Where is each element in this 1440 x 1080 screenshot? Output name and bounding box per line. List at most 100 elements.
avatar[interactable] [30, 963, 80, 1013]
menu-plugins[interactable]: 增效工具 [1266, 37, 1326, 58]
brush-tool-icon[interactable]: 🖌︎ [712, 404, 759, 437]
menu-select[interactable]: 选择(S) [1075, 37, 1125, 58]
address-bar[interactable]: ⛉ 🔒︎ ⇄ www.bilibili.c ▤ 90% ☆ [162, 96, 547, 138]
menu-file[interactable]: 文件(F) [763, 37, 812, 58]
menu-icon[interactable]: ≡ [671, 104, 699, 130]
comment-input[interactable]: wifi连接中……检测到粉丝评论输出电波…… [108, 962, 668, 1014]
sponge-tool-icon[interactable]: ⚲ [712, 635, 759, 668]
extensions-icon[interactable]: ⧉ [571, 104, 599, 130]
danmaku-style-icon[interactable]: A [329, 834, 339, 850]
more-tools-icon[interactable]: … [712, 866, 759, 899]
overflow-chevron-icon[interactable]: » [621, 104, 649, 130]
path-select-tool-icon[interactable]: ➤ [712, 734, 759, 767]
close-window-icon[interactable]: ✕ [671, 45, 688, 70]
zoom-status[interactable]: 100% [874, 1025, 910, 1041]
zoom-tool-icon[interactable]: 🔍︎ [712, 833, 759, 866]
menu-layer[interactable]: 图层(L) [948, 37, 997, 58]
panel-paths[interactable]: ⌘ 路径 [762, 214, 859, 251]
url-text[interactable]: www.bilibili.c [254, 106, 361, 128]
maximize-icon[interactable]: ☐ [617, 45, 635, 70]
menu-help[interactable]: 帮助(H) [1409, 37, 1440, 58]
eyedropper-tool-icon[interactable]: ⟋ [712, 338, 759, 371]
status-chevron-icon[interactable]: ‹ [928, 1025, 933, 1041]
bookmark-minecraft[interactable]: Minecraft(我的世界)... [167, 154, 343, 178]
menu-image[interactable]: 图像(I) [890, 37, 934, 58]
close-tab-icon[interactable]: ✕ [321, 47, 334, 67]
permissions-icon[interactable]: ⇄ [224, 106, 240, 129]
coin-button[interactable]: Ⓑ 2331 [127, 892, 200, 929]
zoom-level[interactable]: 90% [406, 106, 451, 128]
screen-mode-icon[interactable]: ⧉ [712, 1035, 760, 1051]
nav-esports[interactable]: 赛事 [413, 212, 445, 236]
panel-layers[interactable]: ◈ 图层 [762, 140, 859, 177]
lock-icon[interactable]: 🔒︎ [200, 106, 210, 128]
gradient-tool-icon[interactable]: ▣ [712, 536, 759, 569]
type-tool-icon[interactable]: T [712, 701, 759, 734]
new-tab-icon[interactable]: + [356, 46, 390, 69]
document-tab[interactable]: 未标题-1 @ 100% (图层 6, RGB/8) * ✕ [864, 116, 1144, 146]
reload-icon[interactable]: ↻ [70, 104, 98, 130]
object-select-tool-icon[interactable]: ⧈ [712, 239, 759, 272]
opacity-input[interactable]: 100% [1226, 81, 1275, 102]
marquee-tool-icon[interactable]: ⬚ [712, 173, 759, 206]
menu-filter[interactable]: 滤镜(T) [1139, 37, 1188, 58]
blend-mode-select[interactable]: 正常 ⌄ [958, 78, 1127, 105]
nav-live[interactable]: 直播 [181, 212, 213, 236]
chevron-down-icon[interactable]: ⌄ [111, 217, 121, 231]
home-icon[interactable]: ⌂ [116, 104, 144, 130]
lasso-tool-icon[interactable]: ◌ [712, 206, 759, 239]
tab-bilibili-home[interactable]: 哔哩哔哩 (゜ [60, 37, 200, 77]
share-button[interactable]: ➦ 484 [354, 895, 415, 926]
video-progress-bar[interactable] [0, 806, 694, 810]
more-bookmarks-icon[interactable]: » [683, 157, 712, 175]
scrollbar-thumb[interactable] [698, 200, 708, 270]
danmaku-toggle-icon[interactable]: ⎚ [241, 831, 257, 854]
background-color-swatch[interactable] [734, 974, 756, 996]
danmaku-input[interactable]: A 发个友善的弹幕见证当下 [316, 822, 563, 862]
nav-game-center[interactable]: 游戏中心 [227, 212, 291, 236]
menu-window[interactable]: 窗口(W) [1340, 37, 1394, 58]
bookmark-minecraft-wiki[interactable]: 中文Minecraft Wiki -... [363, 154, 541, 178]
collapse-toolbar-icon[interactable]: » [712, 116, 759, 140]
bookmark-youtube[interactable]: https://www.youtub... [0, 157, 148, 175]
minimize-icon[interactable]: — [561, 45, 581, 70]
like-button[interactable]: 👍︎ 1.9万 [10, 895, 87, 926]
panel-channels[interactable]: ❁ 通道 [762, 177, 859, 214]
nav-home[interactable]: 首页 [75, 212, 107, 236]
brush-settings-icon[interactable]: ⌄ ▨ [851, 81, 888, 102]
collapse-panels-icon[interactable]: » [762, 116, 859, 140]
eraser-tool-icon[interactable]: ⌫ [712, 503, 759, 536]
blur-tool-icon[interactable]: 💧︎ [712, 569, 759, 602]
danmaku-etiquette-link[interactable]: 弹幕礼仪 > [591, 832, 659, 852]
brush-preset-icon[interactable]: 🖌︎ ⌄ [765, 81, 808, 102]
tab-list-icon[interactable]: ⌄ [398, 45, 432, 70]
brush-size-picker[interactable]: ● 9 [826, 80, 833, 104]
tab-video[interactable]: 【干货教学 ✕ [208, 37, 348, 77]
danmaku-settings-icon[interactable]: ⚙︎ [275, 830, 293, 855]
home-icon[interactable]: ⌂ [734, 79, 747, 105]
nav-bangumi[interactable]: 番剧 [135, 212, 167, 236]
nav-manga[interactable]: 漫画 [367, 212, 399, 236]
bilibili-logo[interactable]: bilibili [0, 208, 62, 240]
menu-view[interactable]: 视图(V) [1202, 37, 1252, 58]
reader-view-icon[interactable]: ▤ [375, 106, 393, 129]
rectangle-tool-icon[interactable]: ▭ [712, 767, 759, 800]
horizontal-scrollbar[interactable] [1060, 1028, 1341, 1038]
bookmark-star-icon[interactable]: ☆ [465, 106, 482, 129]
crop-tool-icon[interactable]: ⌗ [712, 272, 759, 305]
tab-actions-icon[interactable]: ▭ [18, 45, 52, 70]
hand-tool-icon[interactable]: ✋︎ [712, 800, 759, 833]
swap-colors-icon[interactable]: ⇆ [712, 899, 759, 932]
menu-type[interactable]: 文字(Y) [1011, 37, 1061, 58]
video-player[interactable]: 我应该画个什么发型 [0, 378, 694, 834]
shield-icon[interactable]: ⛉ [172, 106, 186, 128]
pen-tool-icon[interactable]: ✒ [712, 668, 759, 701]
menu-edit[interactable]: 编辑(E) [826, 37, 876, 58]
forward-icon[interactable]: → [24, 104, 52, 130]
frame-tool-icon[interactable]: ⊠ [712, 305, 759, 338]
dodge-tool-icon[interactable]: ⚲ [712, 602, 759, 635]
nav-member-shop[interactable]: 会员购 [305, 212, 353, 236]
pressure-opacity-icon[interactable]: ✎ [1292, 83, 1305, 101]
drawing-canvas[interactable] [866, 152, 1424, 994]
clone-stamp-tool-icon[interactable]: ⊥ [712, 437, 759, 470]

__________

- [Task description]: Repeat every line above verbatim, from first to last, without changing anything.

- [Answer to this problem]:
Where is each element in this 1440 x 1080 screenshot? Output name and bounding box per line. List at most 100 elements.
avatar[interactable] [30, 963, 80, 1013]
menu-plugins[interactable]: 增效工具 [1266, 37, 1326, 58]
brush-tool-icon[interactable]: 🖌︎ [712, 404, 759, 437]
menu-select[interactable]: 选择(S) [1075, 37, 1125, 58]
address-bar[interactable]: ⛉ 🔒︎ ⇄ www.bilibili.c ▤ 90% ☆ [162, 96, 547, 138]
menu-file[interactable]: 文件(F) [763, 37, 812, 58]
menu-icon[interactable]: ≡ [671, 104, 699, 130]
comment-input[interactable]: wifi连接中……检测到粉丝评论输出电波…… [108, 962, 668, 1014]
sponge-tool-icon[interactable]: ⚲ [712, 635, 759, 668]
extensions-icon[interactable]: ⧉ [571, 104, 599, 130]
danmaku-style-icon[interactable]: A [329, 834, 339, 850]
more-tools-icon[interactable]: … [712, 866, 759, 899]
overflow-chevron-icon[interactable]: » [621, 104, 649, 130]
path-select-tool-icon[interactable]: ➤ [712, 734, 759, 767]
close-window-icon[interactable]: ✕ [671, 45, 688, 70]
zoom-status[interactable]: 100% [874, 1025, 910, 1041]
zoom-tool-icon[interactable]: 🔍︎ [712, 833, 759, 866]
menu-layer[interactable]: 图层(L) [948, 37, 997, 58]
panel-paths[interactable]: ⌘ 路径 [762, 214, 859, 251]
url-text[interactable]: www.bilibili.c [254, 106, 361, 128]
maximize-icon[interactable]: ☐ [617, 45, 635, 70]
menu-help[interactable]: 帮助(H) [1409, 37, 1440, 58]
eyedropper-tool-icon[interactable]: ⟋ [712, 338, 759, 371]
status-chevron-icon[interactable]: ‹ [928, 1025, 933, 1041]
bookmark-minecraft[interactable]: Minecraft(我的世界)... [167, 154, 343, 178]
menu-image[interactable]: 图像(I) [890, 37, 934, 58]
close-tab-icon[interactable]: ✕ [321, 47, 334, 67]
permissions-icon[interactable]: ⇄ [224, 106, 240, 129]
coin-button[interactable]: Ⓑ 2331 [127, 892, 200, 929]
zoom-level[interactable]: 90% [406, 106, 451, 128]
screen-mode-icon[interactable]: ⧉ [712, 1035, 760, 1051]
nav-esports[interactable]: 赛事 [413, 212, 445, 236]
panel-layers[interactable]: ◈ 图层 [762, 140, 859, 177]
lock-icon[interactable]: 🔒︎ [200, 106, 210, 128]
gradient-tool-icon[interactable]: ▣ [712, 536, 759, 569]
type-tool-icon[interactable]: T [712, 701, 759, 734]
new-tab-icon[interactable]: + [356, 46, 390, 69]
document-tab[interactable]: 未标题-1 @ 100% (图层 6, RGB/8) * ✕ [864, 116, 1144, 146]
reload-icon[interactable]: ↻ [70, 104, 98, 130]
object-select-tool-icon[interactable]: ⧈ [712, 239, 759, 272]
opacity-input[interactable]: 100% [1226, 81, 1275, 102]
marquee-tool-icon[interactable]: ⬚ [712, 173, 759, 206]
menu-filter[interactable]: 滤镜(T) [1139, 37, 1188, 58]
blend-mode-select[interactable]: 正常 ⌄ [958, 78, 1127, 105]
nav-live[interactable]: 直播 [181, 212, 213, 236]
chevron-down-icon[interactable]: ⌄ [111, 217, 121, 231]
home-icon[interactable]: ⌂ [116, 104, 144, 130]
lasso-tool-icon[interactable]: ◌ [712, 206, 759, 239]
tab-bilibili-home[interactable]: 哔哩哔哩 (゜ [60, 37, 200, 77]
share-button[interactable]: ➦ 484 [354, 895, 415, 926]
video-progress-bar[interactable] [0, 806, 694, 810]
more-bookmarks-icon[interactable]: » [683, 157, 712, 175]
scrollbar-thumb[interactable] [698, 200, 708, 270]
danmaku-toggle-icon[interactable]: ⎚ [241, 831, 257, 854]
background-color-swatch[interactable] [734, 974, 756, 996]
danmaku-input[interactable]: A 发个友善的弹幕见证当下 [316, 822, 563, 862]
nav-game-center[interactable]: 游戏中心 [227, 212, 291, 236]
menu-window[interactable]: 窗口(W) [1340, 37, 1394, 58]
bookmark-minecraft-wiki[interactable]: 中文Minecraft Wiki -... [363, 154, 541, 178]
collapse-toolbar-icon[interactable]: » [712, 116, 759, 140]
bookmark-youtube[interactable]: https://www.youtub... [0, 157, 148, 175]
minimize-icon[interactable]: — [561, 45, 581, 70]
like-button[interactable]: 👍︎ 1.9万 [10, 895, 87, 926]
panel-channels[interactable]: ❁ 通道 [762, 177, 859, 214]
nav-home[interactable]: 首页 [75, 212, 107, 236]
brush-settings-icon[interactable]: ⌄ ▨ [851, 81, 888, 102]
collapse-panels-icon[interactable]: » [762, 116, 859, 140]
eraser-tool-icon[interactable]: ⌫ [712, 503, 759, 536]
blur-tool-icon[interactable]: 💧︎ [712, 569, 759, 602]
danmaku-etiquette-link[interactable]: 弹幕礼仪 > [591, 832, 659, 852]
brush-preset-icon[interactable]: 🖌︎ ⌄ [765, 81, 808, 102]
tab-list-icon[interactable]: ⌄ [398, 45, 432, 70]
brush-size-picker[interactable]: ● 9 [826, 80, 833, 104]
tab-video[interactable]: 【干货教学 ✕ [208, 37, 348, 77]
danmaku-settings-icon[interactable]: ⚙︎ [275, 830, 293, 855]
home-icon[interactable]: ⌂ [734, 79, 747, 105]
nav-bangumi[interactable]: 番剧 [135, 212, 167, 236]
nav-manga[interactable]: 漫画 [367, 212, 399, 236]
bilibili-logo[interactable]: bilibili [0, 208, 62, 240]
menu-view[interactable]: 视图(V) [1202, 37, 1252, 58]
reader-view-icon[interactable]: ▤ [375, 106, 393, 129]
rectangle-tool-icon[interactable]: ▭ [712, 767, 759, 800]
horizontal-scrollbar[interactable] [1060, 1028, 1341, 1038]
bookmark-star-icon[interactable]: ☆ [465, 106, 482, 129]
crop-tool-icon[interactable]: ⌗ [712, 272, 759, 305]
tab-actions-icon[interactable]: ▭ [18, 45, 52, 70]
hand-tool-icon[interactable]: ✋︎ [712, 800, 759, 833]
swap-colors-icon[interactable]: ⇆ [712, 899, 759, 932]
menu-type[interactable]: 文字(Y) [1011, 37, 1061, 58]
video-player[interactable]: 我应该画个什么发型 [0, 378, 694, 834]
shield-icon[interactable]: ⛉ [172, 106, 186, 128]
pen-tool-icon[interactable]: ✒ [712, 668, 759, 701]
menu-edit[interactable]: 编辑(E) [826, 37, 876, 58]
forward-icon[interactable]: → [24, 104, 52, 130]
frame-tool-icon[interactable]: ⊠ [712, 305, 759, 338]
dodge-tool-icon[interactable]: ⚲ [712, 602, 759, 635]
nav-member-shop[interactable]: 会员购 [305, 212, 353, 236]
pressure-opacity-icon[interactable]: ✎ [1292, 83, 1305, 101]
drawing-canvas[interactable] [866, 152, 1424, 994]
clone-stamp-tool-icon[interactable]: ⊥ [712, 437, 759, 470]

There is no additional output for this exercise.